→ Problem statement
Don't copy the pictures; return every other part of the records exactly.

→ Provided material
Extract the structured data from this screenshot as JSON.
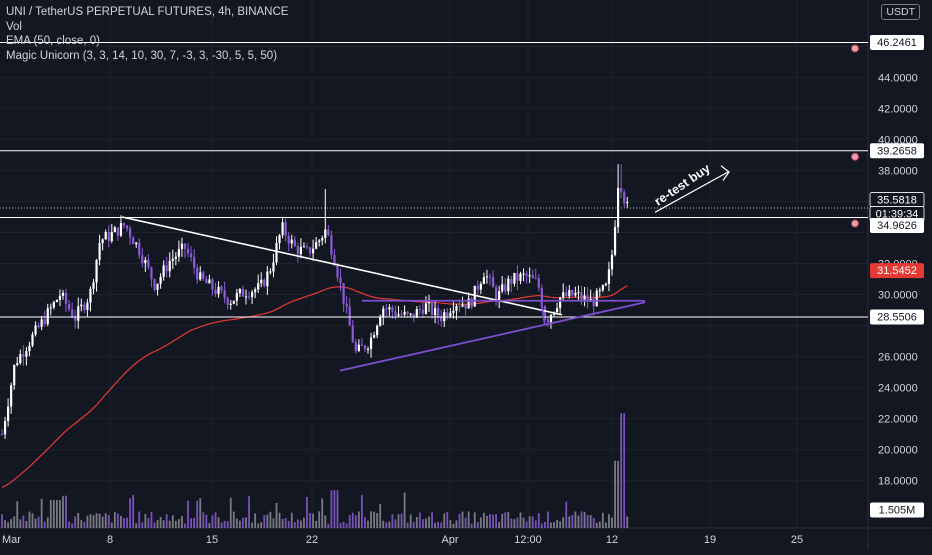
{
  "legend": {
    "symbol": "UNI / TetherUS PERPETUAL FUTURES, 4h, BINANCE",
    "vol": "Vol",
    "ema": "EMA (50, close, 0)",
    "indicator": "Magic Unicorn (3, 3, 14, 10, 30, 7, -3, 3, -30, 5, 5, 50)"
  },
  "currency": "USDT",
  "annotation": "re-test buy",
  "price_scale": {
    "ticks": [
      "44.0000",
      "42.0000",
      "40.0000",
      "38.0000",
      "32.0000",
      "30.0000",
      "26.0000",
      "24.0000",
      "22.0000",
      "20.0000",
      "18.0000"
    ],
    "badges": [
      {
        "label": "46.2461",
        "style": "light"
      },
      {
        "label": "39.2658",
        "style": "light"
      },
      {
        "label": "35.5818",
        "style": "dark"
      },
      {
        "label": "01:39:34",
        "style": "dark"
      },
      {
        "label": "34.9626",
        "style": "light"
      },
      {
        "label": "31.5452",
        "style": "red"
      },
      {
        "label": "28.5506",
        "style": "light"
      },
      {
        "label": "1.505M",
        "style": "light"
      }
    ]
  },
  "time_axis": [
    "Mar",
    "8",
    "15",
    "22",
    "Apr",
    "12:00",
    "12",
    "19",
    "25"
  ],
  "levels": [
    46.2461,
    39.2658,
    34.9626,
    28.5506
  ],
  "colors": {
    "background": "#131722",
    "grid": "#1e222d",
    "text": "#d1d4dc",
    "candle_up": "#ffffff",
    "candle_down": "#8c5cd6",
    "ema": "#e53935",
    "trend": "#ffffff",
    "triangle": "#7b4fd0",
    "volume": "#8c8c98"
  }
}
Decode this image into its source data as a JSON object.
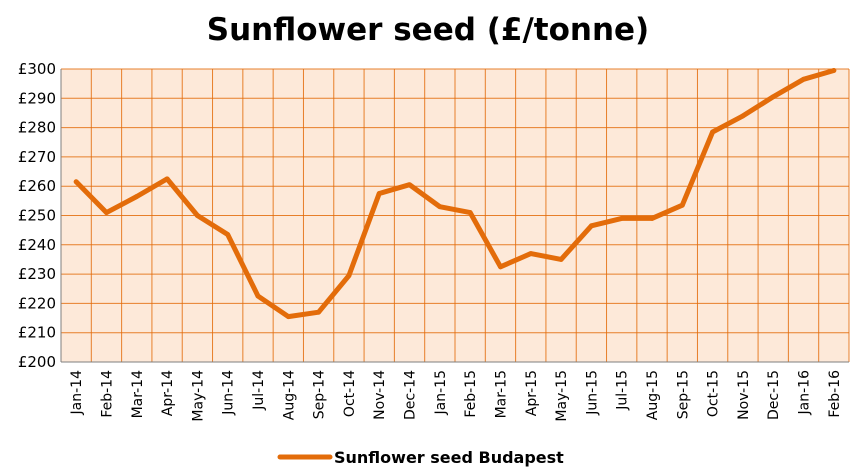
{
  "chart_data": {
    "type": "line",
    "title": "Sunflower seed (£/tonne)",
    "xlabel": "",
    "ylabel": "",
    "categories": [
      "Jan-14",
      "Feb-14",
      "Mar-14",
      "Apr-14",
      "May-14",
      "Jun-14",
      "Jul-14",
      "Aug-14",
      "Sep-14",
      "Oct-14",
      "Nov-14",
      "Dec-14",
      "Jan-15",
      "Feb-15",
      "Mar-15",
      "Apr-15",
      "May-15",
      "Jun-15",
      "Jul-15",
      "Aug-15",
      "Sep-15",
      "Oct-15",
      "Nov-15",
      "Dec-15",
      "Jan-16",
      "Feb-16"
    ],
    "series": [
      {
        "name": "Sunflower seed Budapest",
        "color": "#e36c0a",
        "values": [
          261.5,
          251,
          256.5,
          262.5,
          250,
          243.5,
          222.5,
          215.5,
          217,
          229.5,
          257.5,
          260.5,
          253,
          251,
          232.5,
          237,
          235,
          246.5,
          249,
          249,
          253.5,
          278.5,
          284,
          290.5,
          296.5,
          299.5
        ]
      }
    ],
    "ylim": [
      200,
      300
    ],
    "yticks": [
      200,
      210,
      220,
      230,
      240,
      250,
      260,
      270,
      280,
      290,
      300
    ],
    "ytick_labels": [
      "£200",
      "£210",
      "£220",
      "£230",
      "£240",
      "£250",
      "£260",
      "£270",
      "£280",
      "£290",
      "£300"
    ],
    "grid": true,
    "legend_position": "bottom",
    "plot_background": "#fde9d9",
    "grid_color": "#e36c0a"
  }
}
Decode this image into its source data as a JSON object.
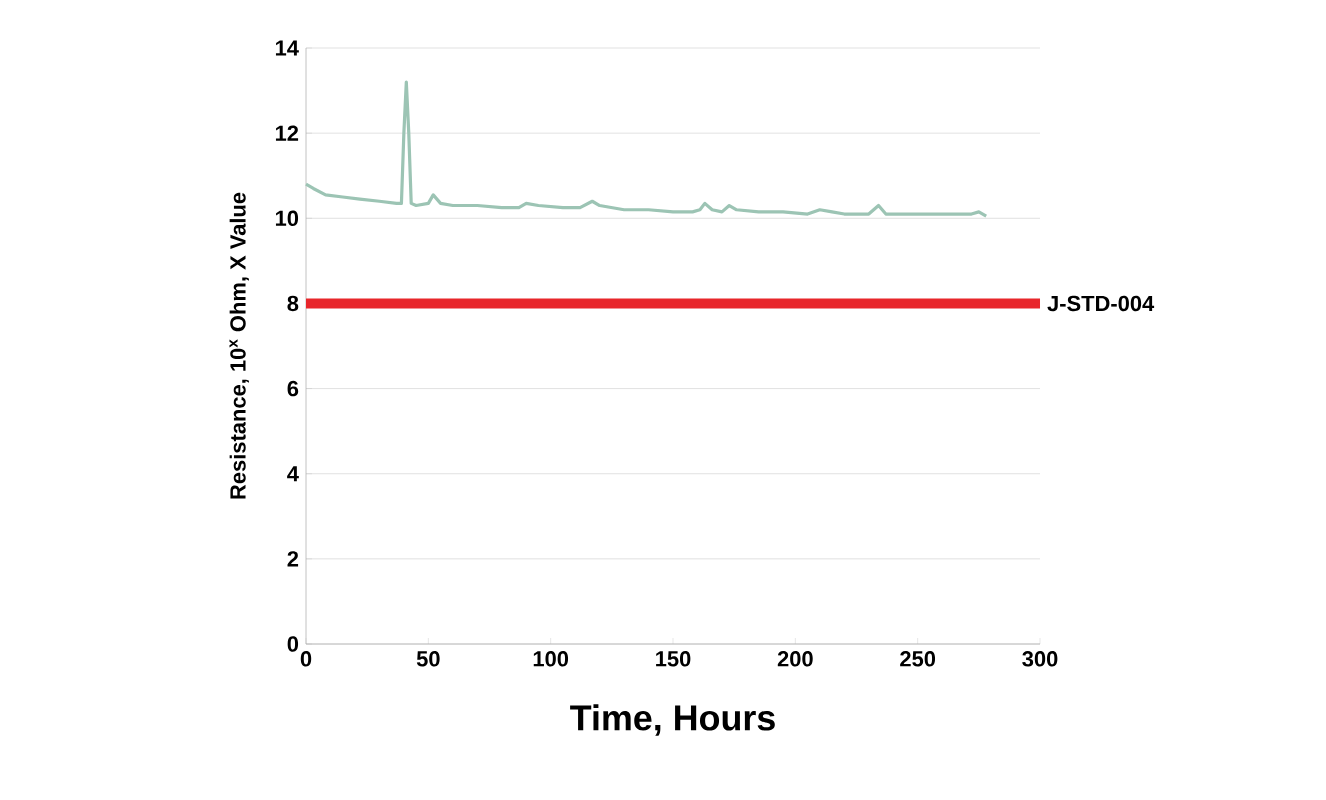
{
  "chart_data": {
    "type": "line",
    "xlabel": "Time, Hours",
    "ylabel": "Resistance, 10$^{x}$ Ohm, X Value",
    "xlim": [
      0,
      300
    ],
    "ylim": [
      0,
      14
    ],
    "xticks": [
      0,
      50,
      100,
      150,
      200,
      250,
      300
    ],
    "yticks": [
      0,
      2,
      4,
      6,
      8,
      10,
      12,
      14
    ],
    "grid": "y",
    "marker": "none",
    "line_style": "solid",
    "series": [
      {
        "color": "#9cc4b4",
        "x": [
          0,
          3,
          8,
          15,
          22,
          30,
          37,
          39,
          40,
          41,
          42,
          43,
          45,
          50,
          52,
          55,
          60,
          70,
          80,
          87,
          90,
          95,
          105,
          112,
          117,
          120,
          130,
          140,
          150,
          158,
          161,
          163,
          166,
          170,
          173,
          176,
          185,
          195,
          205,
          210,
          215,
          220,
          230,
          234,
          237,
          245,
          255,
          265,
          272,
          275,
          278
        ],
        "values": [
          10.8,
          10.7,
          10.55,
          10.5,
          10.45,
          10.4,
          10.35,
          10.35,
          12.0,
          13.2,
          12.0,
          10.35,
          10.3,
          10.35,
          10.55,
          10.35,
          10.3,
          10.3,
          10.25,
          10.25,
          10.35,
          10.3,
          10.25,
          10.25,
          10.4,
          10.3,
          10.2,
          10.2,
          10.15,
          10.15,
          10.2,
          10.35,
          10.2,
          10.15,
          10.3,
          10.2,
          10.15,
          10.15,
          10.1,
          10.2,
          10.15,
          10.1,
          10.1,
          10.3,
          10.1,
          10.1,
          10.1,
          10.1,
          10.1,
          10.15,
          10.05
        ]
      }
    ],
    "ref_lines": [
      {
        "axis": "y",
        "value": 8,
        "label": "J-STD-004",
        "color": "#e8262b"
      }
    ]
  }
}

→ The result
Extract the structured data from this screenshot as JSON.
{
  "legend": {
    "symbol": "UNI / TetherUS PERPETUAL FUTURES, 4h, BINANCE",
    "vol": "Vol",
    "ema": "EMA (50, close, 0)",
    "indicator": "Magic Unicorn (3, 3, 14, 10, 30, 7, -3, 3, -30, 5, 5, 50)"
  },
  "currency": "USDT",
  "annotation": "re-test buy",
  "price_scale": {
    "ticks": [
      "44.0000",
      "42.0000",
      "40.0000",
      "38.0000",
      "32.0000",
      "30.0000",
      "26.0000",
      "24.0000",
      "22.0000",
      "20.0000",
      "18.0000"
    ],
    "badges": [
      {
        "label": "46.2461",
        "style": "light"
      },
      {
        "label": "39.2658",
        "style": "light"
      },
      {
        "label": "35.5818",
        "style": "dark"
      },
      {
        "label": "01:39:34",
        "style": "dark"
      },
      {
        "label": "34.9626",
        "style": "light"
      },
      {
        "label": "31.5452",
        "style": "red"
      },
      {
        "label": "28.5506",
        "style": "light"
      },
      {
        "label": "1.505M",
        "style": "light"
      }
    ]
  },
  "time_axis": [
    "Mar",
    "8",
    "15",
    "22",
    "Apr",
    "12:00",
    "12",
    "19",
    "25"
  ],
  "levels": [
    46.2461,
    39.2658,
    34.9626,
    28.5506
  ],
  "colors": {
    "background": "#131722",
    "grid": "#1e222d",
    "text": "#d1d4dc",
    "candle_up": "#ffffff",
    "candle_down": "#8c5cd6",
    "ema": "#e53935",
    "trend": "#ffffff",
    "triangle": "#7b4fd0",
    "volume": "#8c8c98"
  }
}
Decode this image into its source data as a JSON object.
{
  "chart_data": {
    "type": "line",
    "title": "Sunflower seed (£/tonne)",
    "xlabel": "",
    "ylabel": "",
    "categories": [
      "Jan-14",
      "Feb-14",
      "Mar-14",
      "Apr-14",
      "May-14",
      "Jun-14",
      "Jul-14",
      "Aug-14",
      "Sep-14",
      "Oct-14",
      "Nov-14",
      "Dec-14",
      "Jan-15",
      "Feb-15",
      "Mar-15",
      "Apr-15",
      "May-15",
      "Jun-15",
      "Jul-15",
      "Aug-15",
      "Sep-15",
      "Oct-15",
      "Nov-15",
      "Dec-15",
      "Jan-16",
      "Feb-16"
    ],
    "series": [
      {
        "name": "Sunflower seed Budapest",
        "color": "#e36c0a",
        "values": [
          261.5,
          251,
          256.5,
          262.5,
          250,
          243.5,
          222.5,
          215.5,
          217,
          229.5,
          257.5,
          260.5,
          253,
          251,
          232.5,
          237,
          235,
          246.5,
          249,
          249,
          253.5,
          278.5,
          284,
          290.5,
          296.5,
          299.5
        ]
      }
    ],
    "ylim": [
      200,
      300
    ],
    "yticks": [
      200,
      210,
      220,
      230,
      240,
      250,
      260,
      270,
      280,
      290,
      300
    ],
    "ytick_labels": [
      "£200",
      "£210",
      "£220",
      "£230",
      "£240",
      "£250",
      "£260",
      "£270",
      "£280",
      "£290",
      "£300"
    ],
    "grid": true,
    "legend_position": "bottom",
    "plot_background": "#fde9d9",
    "grid_color": "#e36c0a"
  }
}
Decode this image into its source data as a JSON object.
{
  "chart_data": {
    "type": "line",
    "xlabel": "Time, Hours",
    "ylabel": "Resistance, 10$^{x}$ Ohm, X Value",
    "xlim": [
      0,
      300
    ],
    "ylim": [
      0,
      14
    ],
    "xticks": [
      0,
      50,
      100,
      150,
      200,
      250,
      300
    ],
    "yticks": [
      0,
      2,
      4,
      6,
      8,
      10,
      12,
      14
    ],
    "grid": "y",
    "marker": "none",
    "line_style": "solid",
    "series": [
      {
        "color": "#9cc4b4",
        "x": [
          0,
          3,
          8,
          15,
          22,
          30,
          37,
          39,
          40,
          41,
          42,
          43,
          45,
          50,
          52,
          55,
          60,
          70,
          80,
          87,
          90,
          95,
          105,
          112,
          117,
          120,
          130,
          140,
          150,
          158,
          161,
          163,
          166,
          170,
          173,
          176,
          185,
          195,
          205,
          210,
          215,
          220,
          230,
          234,
          237,
          245,
          255,
          265,
          272,
          275,
          278
        ],
        "values": [
          10.8,
          10.7,
          10.55,
          10.5,
          10.45,
          10.4,
          10.35,
          10.35,
          12.0,
          13.2,
          12.0,
          10.35,
          10.3,
          10.35,
          10.55,
          10.35,
          10.3,
          10.3,
          10.25,
          10.25,
          10.35,
          10.3,
          10.25,
          10.25,
          10.4,
          10.3,
          10.2,
          10.2,
          10.15,
          10.15,
          10.2,
          10.35,
          10.2,
          10.15,
          10.3,
          10.2,
          10.15,
          10.15,
          10.1,
          10.2,
          10.15,
          10.1,
          10.1,
          10.3,
          10.1,
          10.1,
          10.1,
          10.1,
          10.1,
          10.15,
          10.05
        ]
      }
    ],
    "ref_lines": [
      {
        "axis": "y",
        "value": 8,
        "label": "J-STD-004",
        "color": "#e8262b"
      }
    ]
  }
}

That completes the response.